To do
Pictures don't belong in the copy; print all the records exactly.

Extracted records
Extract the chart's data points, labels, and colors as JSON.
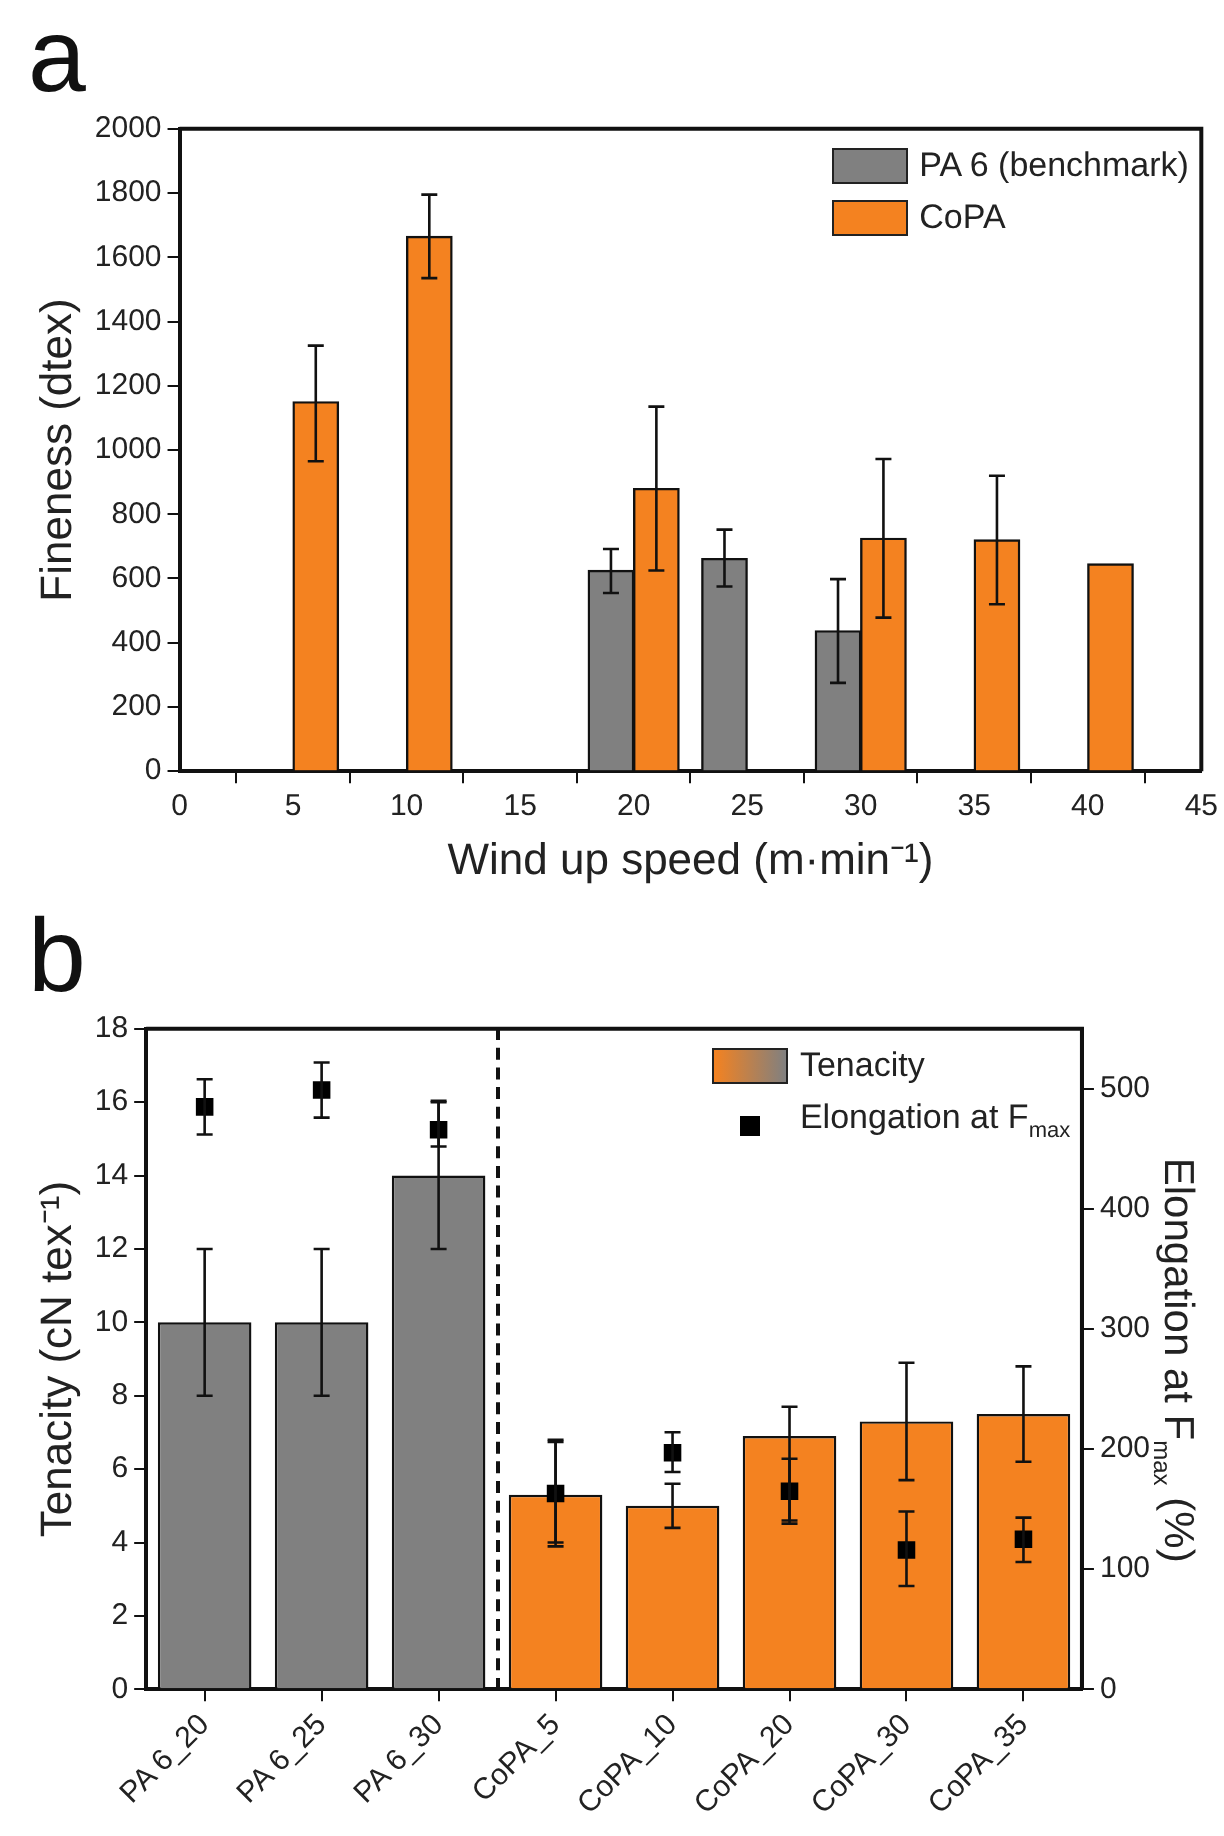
{
  "chart_data": [
    {
      "type": "bar",
      "title": "a",
      "xlabel": "Wind up speed (m·min⁻¹)",
      "ylabel": "Fineness (dtex)",
      "series": [
        {
          "name": "PA 6 (benchmark)",
          "color": "#808080",
          "x": [
            19,
            24,
            29
          ],
          "values": [
            625,
            662,
            437
          ],
          "errors": [
            [
              555,
              692
            ],
            [
              575,
              752
            ],
            [
              275,
              598
            ]
          ]
        },
        {
          "name": "CoPA",
          "color": "#f48220",
          "x": [
            6,
            11,
            21,
            31,
            36,
            41
          ],
          "values": [
            1150,
            1665,
            880,
            725,
            720,
            645
          ],
          "errors": [
            [
              965,
              1325
            ],
            [
              1535,
              1795
            ],
            [
              625,
              1135
            ],
            [
              478,
              972
            ],
            [
              520,
              920
            ],
            null
          ]
        }
      ],
      "xlim": [
        0,
        45
      ],
      "xticks": [
        0,
        5,
        10,
        15,
        20,
        25,
        30,
        35,
        40,
        45
      ],
      "ylim": [
        0,
        2000
      ],
      "yticks": [
        0,
        200,
        400,
        600,
        800,
        1000,
        1200,
        1400,
        1600,
        1800,
        2000
      ],
      "grid": false,
      "legend": "top right"
    },
    {
      "type": "bar",
      "title": "b",
      "ylabel": "Tenacity (cN tex⁻¹)",
      "y2label": "Elongation at F$_{max}$ (%)",
      "categories": [
        "PA 6_20",
        "PA 6_25",
        "PA 6_30",
        "CoPA_5",
        "CoPA_10",
        "CoPA_20",
        "CoPA_30",
        "CoPA_35"
      ],
      "series": [
        {
          "name": "Tenacity",
          "type": "bar",
          "colors": [
            "#808080",
            "#808080",
            "#808080",
            "#f48220",
            "#f48220",
            "#f48220",
            "#f48220",
            "#f48220"
          ],
          "values": [
            10,
            10,
            14,
            5.3,
            5.0,
            6.9,
            7.3,
            7.5
          ],
          "errors": [
            [
              8,
              12
            ],
            [
              8,
              12
            ],
            [
              12,
              16
            ],
            [
              4.0,
              6.8
            ],
            [
              4.4,
              5.6
            ],
            [
              4.6,
              7.7
            ],
            [
              5.7,
              8.9
            ],
            [
              6.2,
              8.8
            ]
          ]
        },
        {
          "name": "Elongation at F$_{max}$",
          "type": "scatter",
          "axis": "y2",
          "color": "#000000",
          "values": [
            485,
            499,
            466,
            163,
            197,
            165,
            116,
            125
          ],
          "errors": [
            [
              462,
              508
            ],
            [
              476,
              522
            ],
            [
              452,
              490
            ],
            [
              119,
              206
            ],
            [
              181,
              214
            ],
            [
              138,
              192
            ],
            [
              86,
              148
            ],
            [
              106,
              143
            ]
          ]
        }
      ],
      "ylim": [
        0,
        18
      ],
      "yticks": [
        0,
        2,
        4,
        6,
        8,
        10,
        12,
        14,
        16,
        18
      ],
      "y2lim": [
        0,
        550
      ],
      "y2ticks": [
        0,
        100,
        200,
        300,
        400,
        500
      ],
      "grid": false,
      "legend": "top right",
      "marker": "square"
    }
  ]
}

Answer to the problem
Extract the chart's data points, labels, and colors as JSON.
{
  "chart_data": [
    {
      "type": "bar",
      "title": "a",
      "xlabel": "Wind up speed (m·min⁻¹)",
      "ylabel": "Fineness (dtex)",
      "series": [
        {
          "name": "PA 6 (benchmark)",
          "color": "#808080",
          "x": [
            19,
            24,
            29
          ],
          "values": [
            625,
            662,
            437
          ],
          "errors": [
            [
              555,
              692
            ],
            [
              575,
              752
            ],
            [
              275,
              598
            ]
          ]
        },
        {
          "name": "CoPA",
          "color": "#f48220",
          "x": [
            6,
            11,
            21,
            31,
            36,
            41
          ],
          "values": [
            1150,
            1665,
            880,
            725,
            720,
            645
          ],
          "errors": [
            [
              965,
              1325
            ],
            [
              1535,
              1795
            ],
            [
              625,
              1135
            ],
            [
              478,
              972
            ],
            [
              520,
              920
            ],
            null
          ]
        }
      ],
      "xlim": [
        0,
        45
      ],
      "xticks": [
        0,
        5,
        10,
        15,
        20,
        25,
        30,
        35,
        40,
        45
      ],
      "ylim": [
        0,
        2000
      ],
      "yticks": [
        0,
        200,
        400,
        600,
        800,
        1000,
        1200,
        1400,
        1600,
        1800,
        2000
      ],
      "grid": false,
      "legend": "top right"
    },
    {
      "type": "bar",
      "title": "b",
      "ylabel": "Tenacity (cN tex⁻¹)",
      "y2label": "Elongation at F$_{max}$ (%)",
      "categories": [
        "PA 6_20",
        "PA 6_25",
        "PA 6_30",
        "CoPA_5",
        "CoPA_10",
        "CoPA_20",
        "CoPA_30",
        "CoPA_35"
      ],
      "series": [
        {
          "name": "Tenacity",
          "type": "bar",
          "colors": [
            "#808080",
            "#808080",
            "#808080",
            "#f48220",
            "#f48220",
            "#f48220",
            "#f48220",
            "#f48220"
          ],
          "values": [
            10,
            10,
            14,
            5.3,
            5.0,
            6.9,
            7.3,
            7.5
          ],
          "errors": [
            [
              8,
              12
            ],
            [
              8,
              12
            ],
            [
              12,
              16
            ],
            [
              4.0,
              6.8
            ],
            [
              4.4,
              5.6
            ],
            [
              4.6,
              7.7
            ],
            [
              5.7,
              8.9
            ],
            [
              6.2,
              8.8
            ]
          ]
        },
        {
          "name": "Elongation at F$_{max}$",
          "type": "scatter",
          "axis": "y2",
          "color": "#000000",
          "values": [
            485,
            499,
            466,
            163,
            197,
            165,
            116,
            125
          ],
          "errors": [
            [
              462,
              508
            ],
            [
              476,
              522
            ],
            [
              452,
              490
            ],
            [
              119,
              206
            ],
            [
              181,
              214
            ],
            [
              138,
              192
            ],
            [
              86,
              148
            ],
            [
              106,
              143
            ]
          ]
        }
      ],
      "ylim": [
        0,
        18
      ],
      "yticks": [
        0,
        2,
        4,
        6,
        8,
        10,
        12,
        14,
        16,
        18
      ],
      "y2lim": [
        0,
        550
      ],
      "y2ticks": [
        0,
        100,
        200,
        300,
        400,
        500
      ],
      "grid": false,
      "legend": "top right",
      "marker": "square"
    }
  ]
}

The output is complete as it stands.